Records from a data source

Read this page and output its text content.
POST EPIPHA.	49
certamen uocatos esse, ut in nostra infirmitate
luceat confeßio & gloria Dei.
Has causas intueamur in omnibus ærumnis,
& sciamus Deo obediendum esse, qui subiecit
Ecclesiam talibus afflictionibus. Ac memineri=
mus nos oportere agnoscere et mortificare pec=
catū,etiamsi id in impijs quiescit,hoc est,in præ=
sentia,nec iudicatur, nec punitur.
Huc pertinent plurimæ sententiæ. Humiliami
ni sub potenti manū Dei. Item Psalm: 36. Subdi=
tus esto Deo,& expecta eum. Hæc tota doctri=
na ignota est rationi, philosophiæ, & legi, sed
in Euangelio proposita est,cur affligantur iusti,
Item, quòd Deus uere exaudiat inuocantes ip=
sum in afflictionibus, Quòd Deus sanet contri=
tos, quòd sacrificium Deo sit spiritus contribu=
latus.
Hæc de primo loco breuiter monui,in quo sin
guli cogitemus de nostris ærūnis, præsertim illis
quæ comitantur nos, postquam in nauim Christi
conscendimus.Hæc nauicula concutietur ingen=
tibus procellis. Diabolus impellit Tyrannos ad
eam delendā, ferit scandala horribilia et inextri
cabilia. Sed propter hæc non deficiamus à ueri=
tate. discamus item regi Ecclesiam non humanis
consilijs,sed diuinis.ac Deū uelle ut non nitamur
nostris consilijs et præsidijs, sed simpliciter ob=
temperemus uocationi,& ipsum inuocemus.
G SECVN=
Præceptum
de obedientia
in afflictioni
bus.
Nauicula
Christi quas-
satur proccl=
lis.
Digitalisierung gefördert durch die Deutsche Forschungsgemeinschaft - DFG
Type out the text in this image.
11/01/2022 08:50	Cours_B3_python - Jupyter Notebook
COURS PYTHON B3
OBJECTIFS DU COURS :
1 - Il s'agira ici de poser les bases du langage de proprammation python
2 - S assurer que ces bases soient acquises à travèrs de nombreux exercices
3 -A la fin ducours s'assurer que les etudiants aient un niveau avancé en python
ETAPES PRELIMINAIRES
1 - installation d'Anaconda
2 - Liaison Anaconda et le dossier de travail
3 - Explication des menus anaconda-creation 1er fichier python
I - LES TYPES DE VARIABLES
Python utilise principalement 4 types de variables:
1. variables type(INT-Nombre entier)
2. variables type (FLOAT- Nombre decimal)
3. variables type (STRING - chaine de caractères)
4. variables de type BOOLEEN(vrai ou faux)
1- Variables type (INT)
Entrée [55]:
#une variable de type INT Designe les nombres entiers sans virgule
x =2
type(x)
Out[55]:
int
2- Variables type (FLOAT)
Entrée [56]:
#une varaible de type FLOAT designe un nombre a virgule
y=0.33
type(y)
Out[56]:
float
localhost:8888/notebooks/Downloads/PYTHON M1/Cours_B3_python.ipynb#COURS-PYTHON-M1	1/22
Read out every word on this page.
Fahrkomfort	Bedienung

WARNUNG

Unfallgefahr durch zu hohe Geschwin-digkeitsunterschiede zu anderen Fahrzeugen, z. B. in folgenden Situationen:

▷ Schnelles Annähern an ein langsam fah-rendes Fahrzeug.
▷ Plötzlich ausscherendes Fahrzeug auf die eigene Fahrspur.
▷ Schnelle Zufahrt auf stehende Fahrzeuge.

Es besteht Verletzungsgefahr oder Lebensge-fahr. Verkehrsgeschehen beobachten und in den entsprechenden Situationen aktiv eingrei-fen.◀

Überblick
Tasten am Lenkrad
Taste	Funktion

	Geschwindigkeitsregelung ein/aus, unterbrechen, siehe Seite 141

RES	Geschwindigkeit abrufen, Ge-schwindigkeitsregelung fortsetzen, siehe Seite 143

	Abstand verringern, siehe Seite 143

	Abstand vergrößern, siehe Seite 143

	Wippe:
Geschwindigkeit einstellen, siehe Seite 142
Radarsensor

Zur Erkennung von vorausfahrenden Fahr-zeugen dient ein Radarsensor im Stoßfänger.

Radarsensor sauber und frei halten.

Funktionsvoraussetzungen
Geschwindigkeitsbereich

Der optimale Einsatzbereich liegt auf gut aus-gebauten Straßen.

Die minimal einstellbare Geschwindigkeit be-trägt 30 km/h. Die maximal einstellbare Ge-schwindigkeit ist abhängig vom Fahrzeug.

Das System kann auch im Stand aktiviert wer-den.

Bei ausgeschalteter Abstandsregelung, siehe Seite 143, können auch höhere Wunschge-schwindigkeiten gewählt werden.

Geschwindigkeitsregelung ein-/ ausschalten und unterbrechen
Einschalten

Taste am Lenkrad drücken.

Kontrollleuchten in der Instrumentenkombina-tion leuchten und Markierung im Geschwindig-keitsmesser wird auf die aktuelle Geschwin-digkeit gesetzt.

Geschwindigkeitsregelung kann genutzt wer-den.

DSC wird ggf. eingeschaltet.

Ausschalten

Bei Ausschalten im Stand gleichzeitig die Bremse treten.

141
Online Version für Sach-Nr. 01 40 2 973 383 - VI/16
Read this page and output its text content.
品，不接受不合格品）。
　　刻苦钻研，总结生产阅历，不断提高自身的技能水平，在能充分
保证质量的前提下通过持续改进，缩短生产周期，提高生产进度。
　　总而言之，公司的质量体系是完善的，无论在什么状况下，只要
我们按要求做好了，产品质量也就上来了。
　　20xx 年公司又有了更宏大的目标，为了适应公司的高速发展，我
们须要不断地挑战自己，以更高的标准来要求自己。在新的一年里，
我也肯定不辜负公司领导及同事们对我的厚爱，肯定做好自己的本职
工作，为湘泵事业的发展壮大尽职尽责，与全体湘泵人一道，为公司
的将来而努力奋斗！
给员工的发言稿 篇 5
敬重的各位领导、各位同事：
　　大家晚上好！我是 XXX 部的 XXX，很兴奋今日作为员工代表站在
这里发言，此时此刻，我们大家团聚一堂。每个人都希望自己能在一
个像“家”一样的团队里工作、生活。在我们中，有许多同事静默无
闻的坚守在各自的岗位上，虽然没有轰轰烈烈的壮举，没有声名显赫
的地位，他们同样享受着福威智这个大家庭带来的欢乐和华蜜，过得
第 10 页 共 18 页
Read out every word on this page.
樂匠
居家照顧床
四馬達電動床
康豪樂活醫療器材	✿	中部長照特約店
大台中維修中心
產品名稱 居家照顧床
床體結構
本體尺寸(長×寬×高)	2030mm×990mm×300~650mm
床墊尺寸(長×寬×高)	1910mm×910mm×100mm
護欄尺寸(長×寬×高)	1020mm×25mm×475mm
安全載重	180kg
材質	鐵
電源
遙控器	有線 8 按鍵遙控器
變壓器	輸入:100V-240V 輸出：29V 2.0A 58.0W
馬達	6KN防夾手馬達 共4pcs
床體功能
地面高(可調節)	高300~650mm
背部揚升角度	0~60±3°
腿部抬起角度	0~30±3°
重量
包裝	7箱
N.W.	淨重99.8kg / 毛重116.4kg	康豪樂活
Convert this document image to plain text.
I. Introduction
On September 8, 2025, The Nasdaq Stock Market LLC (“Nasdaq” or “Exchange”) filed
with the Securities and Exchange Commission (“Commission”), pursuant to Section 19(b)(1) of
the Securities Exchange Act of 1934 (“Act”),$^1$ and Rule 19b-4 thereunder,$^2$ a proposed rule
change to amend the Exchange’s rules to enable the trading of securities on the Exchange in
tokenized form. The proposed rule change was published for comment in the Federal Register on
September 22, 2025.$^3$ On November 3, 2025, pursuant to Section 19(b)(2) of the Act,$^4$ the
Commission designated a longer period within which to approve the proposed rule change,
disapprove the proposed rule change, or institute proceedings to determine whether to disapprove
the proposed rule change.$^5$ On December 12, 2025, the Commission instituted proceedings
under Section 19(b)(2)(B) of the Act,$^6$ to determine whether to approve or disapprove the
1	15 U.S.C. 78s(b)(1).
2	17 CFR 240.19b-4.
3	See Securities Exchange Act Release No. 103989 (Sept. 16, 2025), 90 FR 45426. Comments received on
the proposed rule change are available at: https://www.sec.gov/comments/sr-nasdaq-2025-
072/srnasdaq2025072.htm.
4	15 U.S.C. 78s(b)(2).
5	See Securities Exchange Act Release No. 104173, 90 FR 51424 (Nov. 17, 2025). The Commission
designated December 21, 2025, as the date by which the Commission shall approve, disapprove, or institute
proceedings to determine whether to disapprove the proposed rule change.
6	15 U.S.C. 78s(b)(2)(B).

Instructions to follow -> Among the entries above, identify all lines with "proposed" and copy them.

Exercise solution ->
the Securities Exchange Act of 1934 (“Act”),$^1$ and Rule 19b-4 thereunder,$^2$ a proposed rule
tokenized form. The proposed rule change was published for comment in the Federal Register on
Commission designated a longer period within which to approve the proposed rule change,
disapprove the proposed rule change, or institute proceedings to determine whether to disapprove
the proposed rule change.$^5$ On December 12, 2025, the Commission instituted proceedings
the proposed rule change are available at: https://www.sec.gov/comments/sr-nasdaq-2025-
proceedings to determine whether to disapprove the proposed rule change.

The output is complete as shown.